• **Dataset entries**:
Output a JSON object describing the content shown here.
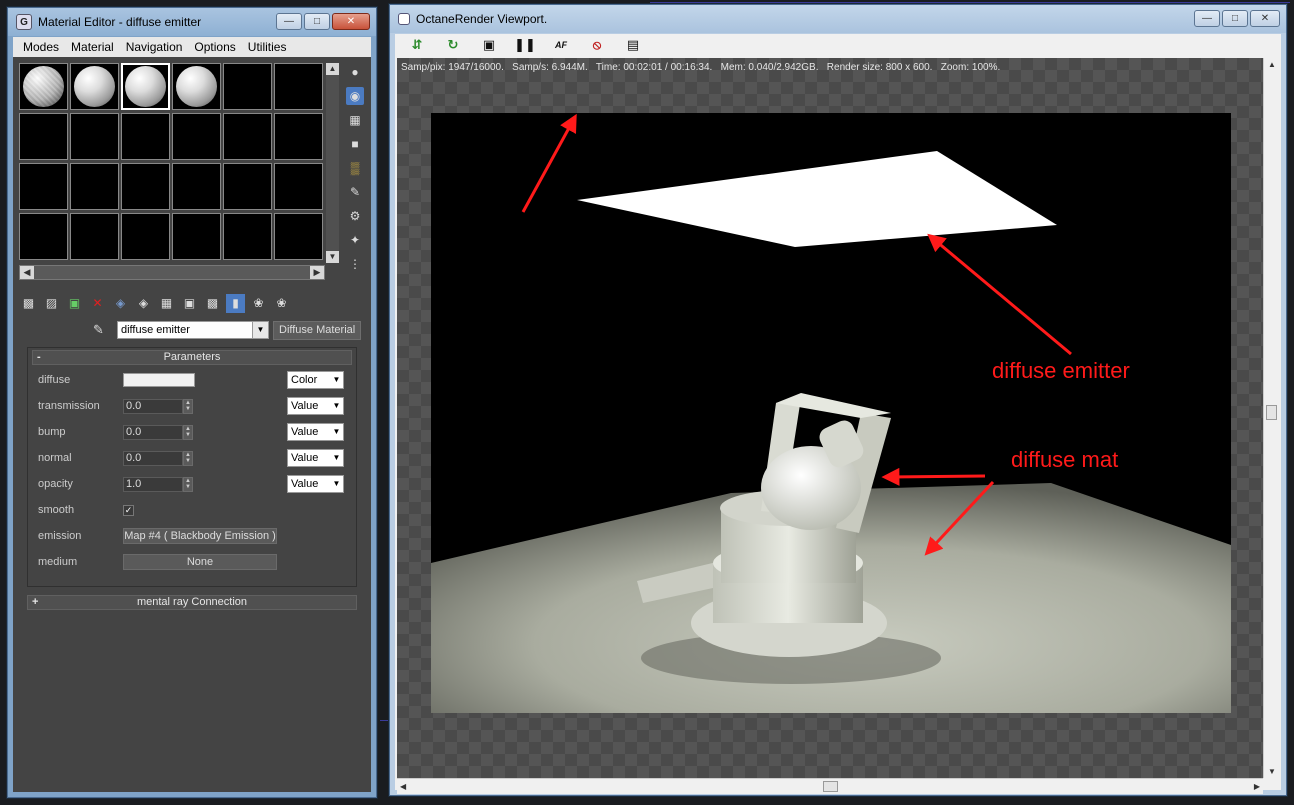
{
  "material_editor": {
    "app_icon": "3ds-max-icon",
    "title": "Material Editor - diffuse emitter",
    "menu": [
      "Modes",
      "Material",
      "Navigation",
      "Options",
      "Utilities"
    ],
    "material_name": "diffuse emitter",
    "material_type": "Diffuse Material",
    "params_title": "Parameters",
    "params_toggle": "-",
    "params": {
      "diffuse": {
        "label": "diffuse",
        "mode": "Color"
      },
      "transmission": {
        "label": "transmission",
        "value": "0.0",
        "mode": "Value"
      },
      "bump": {
        "label": "bump",
        "value": "0.0",
        "mode": "Value"
      },
      "normal": {
        "label": "normal",
        "value": "0.0",
        "mode": "Value"
      },
      "opacity": {
        "label": "opacity",
        "value": "1.0",
        "mode": "Value"
      },
      "smooth": {
        "label": "smooth",
        "checked": true
      },
      "emission": {
        "label": "emission",
        "map": "Map #4 ( Blackbody Emission )"
      },
      "medium": {
        "label": "medium",
        "map": "None"
      }
    },
    "mental_ray_title": "mental ray Connection",
    "mental_ray_toggle": "+"
  },
  "octane": {
    "title": "OctaneRender Viewport.",
    "stats": "Samp/pix: 1947/16000.   Samp/s: 6.944M.   Time: 00:02:01 / 00:16:34.   Mem: 0.040/2.942GB.   Render size: 800 x 600.   Zoom: 100%.",
    "toolbar_icons": [
      "export-icon",
      "restart-icon",
      "lock-icon",
      "pause-icon",
      "af-icon",
      "no-render-icon",
      "display-icon"
    ],
    "af_label": "AF"
  },
  "annotations": {
    "emitter": "diffuse emitter",
    "mat": "diffuse mat",
    "color": "#ff1a1a"
  }
}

• **What to work on**: The records above need to be restated word for word, with the pictures left out.

• **Reply**:
Output a JSON object describing the content shown here.
{
  "material_editor": {
    "app_icon": "3ds-max-icon",
    "title": "Material Editor - diffuse emitter",
    "menu": [
      "Modes",
      "Material",
      "Navigation",
      "Options",
      "Utilities"
    ],
    "material_name": "diffuse emitter",
    "material_type": "Diffuse Material",
    "params_title": "Parameters",
    "params_toggle": "-",
    "params": {
      "diffuse": {
        "label": "diffuse",
        "mode": "Color"
      },
      "transmission": {
        "label": "transmission",
        "value": "0.0",
        "mode": "Value"
      },
      "bump": {
        "label": "bump",
        "value": "0.0",
        "mode": "Value"
      },
      "normal": {
        "label": "normal",
        "value": "0.0",
        "mode": "Value"
      },
      "opacity": {
        "label": "opacity",
        "value": "1.0",
        "mode": "Value"
      },
      "smooth": {
        "label": "smooth",
        "checked": true
      },
      "emission": {
        "label": "emission",
        "map": "Map #4 ( Blackbody Emission )"
      },
      "medium": {
        "label": "medium",
        "map": "None"
      }
    },
    "mental_ray_title": "mental ray Connection",
    "mental_ray_toggle": "+"
  },
  "octane": {
    "title": "OctaneRender Viewport.",
    "stats": "Samp/pix: 1947/16000.   Samp/s: 6.944M.   Time: 00:02:01 / 00:16:34.   Mem: 0.040/2.942GB.   Render size: 800 x 600.   Zoom: 100%.",
    "toolbar_icons": [
      "export-icon",
      "restart-icon",
      "lock-icon",
      "pause-icon",
      "af-icon",
      "no-render-icon",
      "display-icon"
    ],
    "af_label": "AF"
  },
  "annotations": {
    "emitter": "diffuse emitter",
    "mat": "diffuse mat",
    "color": "#ff1a1a"
  }
}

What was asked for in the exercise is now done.